Data to use ->
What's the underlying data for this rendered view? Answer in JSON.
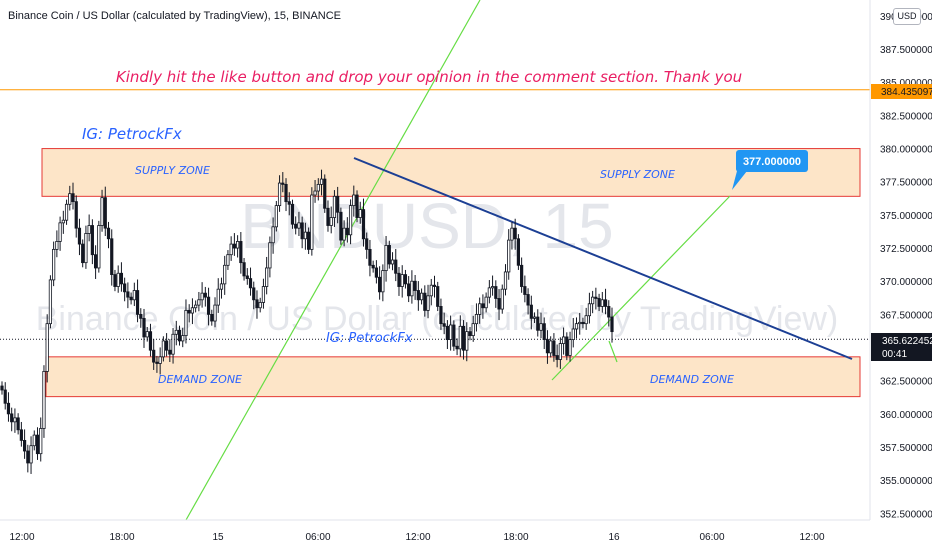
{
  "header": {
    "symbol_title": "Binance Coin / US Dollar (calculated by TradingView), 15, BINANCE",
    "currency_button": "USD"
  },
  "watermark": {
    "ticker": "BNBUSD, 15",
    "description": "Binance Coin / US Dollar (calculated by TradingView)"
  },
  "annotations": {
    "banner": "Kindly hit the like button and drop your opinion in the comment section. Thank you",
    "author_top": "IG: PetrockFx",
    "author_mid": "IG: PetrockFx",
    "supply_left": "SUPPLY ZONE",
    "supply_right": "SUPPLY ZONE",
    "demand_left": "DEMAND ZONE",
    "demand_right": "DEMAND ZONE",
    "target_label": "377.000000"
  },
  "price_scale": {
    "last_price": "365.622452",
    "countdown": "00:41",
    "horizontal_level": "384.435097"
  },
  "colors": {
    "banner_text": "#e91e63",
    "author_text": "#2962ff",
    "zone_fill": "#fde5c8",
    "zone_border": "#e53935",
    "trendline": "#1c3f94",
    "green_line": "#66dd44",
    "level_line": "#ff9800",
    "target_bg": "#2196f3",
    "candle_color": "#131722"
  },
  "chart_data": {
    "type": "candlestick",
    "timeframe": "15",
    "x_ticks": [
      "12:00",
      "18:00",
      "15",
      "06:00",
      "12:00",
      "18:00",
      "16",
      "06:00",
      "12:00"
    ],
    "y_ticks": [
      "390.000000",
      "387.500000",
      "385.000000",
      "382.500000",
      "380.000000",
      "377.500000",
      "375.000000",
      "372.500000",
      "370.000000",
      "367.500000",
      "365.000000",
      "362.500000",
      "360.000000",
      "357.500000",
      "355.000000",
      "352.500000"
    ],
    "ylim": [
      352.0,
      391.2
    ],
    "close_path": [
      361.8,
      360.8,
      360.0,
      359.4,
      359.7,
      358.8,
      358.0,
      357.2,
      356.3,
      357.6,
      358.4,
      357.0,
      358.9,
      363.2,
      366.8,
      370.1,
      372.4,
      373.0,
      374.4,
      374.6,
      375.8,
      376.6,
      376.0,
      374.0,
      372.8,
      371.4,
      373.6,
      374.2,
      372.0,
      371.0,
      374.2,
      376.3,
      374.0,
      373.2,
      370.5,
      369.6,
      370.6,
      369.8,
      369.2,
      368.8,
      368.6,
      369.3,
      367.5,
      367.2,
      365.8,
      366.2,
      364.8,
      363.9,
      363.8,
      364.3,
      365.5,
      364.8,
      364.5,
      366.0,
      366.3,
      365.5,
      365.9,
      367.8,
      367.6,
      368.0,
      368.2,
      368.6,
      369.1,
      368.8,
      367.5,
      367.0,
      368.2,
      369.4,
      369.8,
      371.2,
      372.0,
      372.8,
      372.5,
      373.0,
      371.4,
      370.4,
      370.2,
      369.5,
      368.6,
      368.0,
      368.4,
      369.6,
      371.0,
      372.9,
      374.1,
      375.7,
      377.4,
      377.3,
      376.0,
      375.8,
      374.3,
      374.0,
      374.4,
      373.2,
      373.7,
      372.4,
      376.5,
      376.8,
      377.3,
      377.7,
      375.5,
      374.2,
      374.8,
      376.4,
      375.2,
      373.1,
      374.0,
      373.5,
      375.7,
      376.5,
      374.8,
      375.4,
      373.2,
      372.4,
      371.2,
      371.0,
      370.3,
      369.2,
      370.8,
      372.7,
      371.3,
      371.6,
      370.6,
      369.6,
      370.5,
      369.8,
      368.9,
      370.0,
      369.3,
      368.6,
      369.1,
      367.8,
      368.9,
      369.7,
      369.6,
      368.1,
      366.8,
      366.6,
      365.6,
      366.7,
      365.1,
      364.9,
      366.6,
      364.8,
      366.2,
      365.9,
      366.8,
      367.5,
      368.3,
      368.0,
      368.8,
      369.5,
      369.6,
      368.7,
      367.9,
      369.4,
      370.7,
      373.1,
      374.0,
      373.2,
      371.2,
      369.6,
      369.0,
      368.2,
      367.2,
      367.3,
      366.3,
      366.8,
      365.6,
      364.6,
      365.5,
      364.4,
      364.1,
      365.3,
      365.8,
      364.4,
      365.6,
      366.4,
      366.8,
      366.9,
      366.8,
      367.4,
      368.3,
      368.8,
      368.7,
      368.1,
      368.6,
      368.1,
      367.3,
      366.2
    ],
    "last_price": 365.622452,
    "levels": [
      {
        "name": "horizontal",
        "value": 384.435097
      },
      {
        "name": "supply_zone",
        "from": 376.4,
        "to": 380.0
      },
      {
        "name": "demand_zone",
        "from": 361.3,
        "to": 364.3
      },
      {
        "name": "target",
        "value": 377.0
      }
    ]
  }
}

...

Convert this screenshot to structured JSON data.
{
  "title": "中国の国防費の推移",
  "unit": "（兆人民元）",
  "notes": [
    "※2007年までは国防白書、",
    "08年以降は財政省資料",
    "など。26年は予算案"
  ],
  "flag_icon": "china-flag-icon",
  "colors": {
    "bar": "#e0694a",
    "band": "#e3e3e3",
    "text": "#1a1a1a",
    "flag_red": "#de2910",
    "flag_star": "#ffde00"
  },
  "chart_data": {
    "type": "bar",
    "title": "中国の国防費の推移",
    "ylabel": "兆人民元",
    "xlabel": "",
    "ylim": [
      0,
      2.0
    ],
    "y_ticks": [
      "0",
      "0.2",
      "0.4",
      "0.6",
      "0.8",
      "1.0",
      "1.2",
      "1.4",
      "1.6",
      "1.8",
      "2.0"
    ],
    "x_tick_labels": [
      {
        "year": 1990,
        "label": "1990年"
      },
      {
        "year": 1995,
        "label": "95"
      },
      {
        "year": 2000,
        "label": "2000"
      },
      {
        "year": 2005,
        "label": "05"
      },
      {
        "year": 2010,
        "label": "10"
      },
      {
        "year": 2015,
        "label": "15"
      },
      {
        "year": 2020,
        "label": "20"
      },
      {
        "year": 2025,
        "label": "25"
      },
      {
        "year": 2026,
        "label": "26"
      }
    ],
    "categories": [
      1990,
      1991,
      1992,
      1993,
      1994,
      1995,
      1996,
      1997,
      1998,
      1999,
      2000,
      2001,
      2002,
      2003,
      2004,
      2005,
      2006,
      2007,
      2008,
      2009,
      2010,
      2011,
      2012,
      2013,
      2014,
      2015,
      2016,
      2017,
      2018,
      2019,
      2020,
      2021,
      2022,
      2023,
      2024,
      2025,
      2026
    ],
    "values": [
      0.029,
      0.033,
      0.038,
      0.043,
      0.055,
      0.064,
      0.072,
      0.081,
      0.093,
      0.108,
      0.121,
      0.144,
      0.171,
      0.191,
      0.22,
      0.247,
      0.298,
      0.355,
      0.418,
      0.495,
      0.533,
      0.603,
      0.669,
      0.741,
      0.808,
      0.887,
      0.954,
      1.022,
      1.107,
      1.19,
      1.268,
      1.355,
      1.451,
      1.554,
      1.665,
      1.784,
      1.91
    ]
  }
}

Required work -> From the records given above, copy all lines containing "name".

Full output ->
        "name": "horizontal",
        "name": "supply_zone",
        "name": "demand_zone",
        "name": "target",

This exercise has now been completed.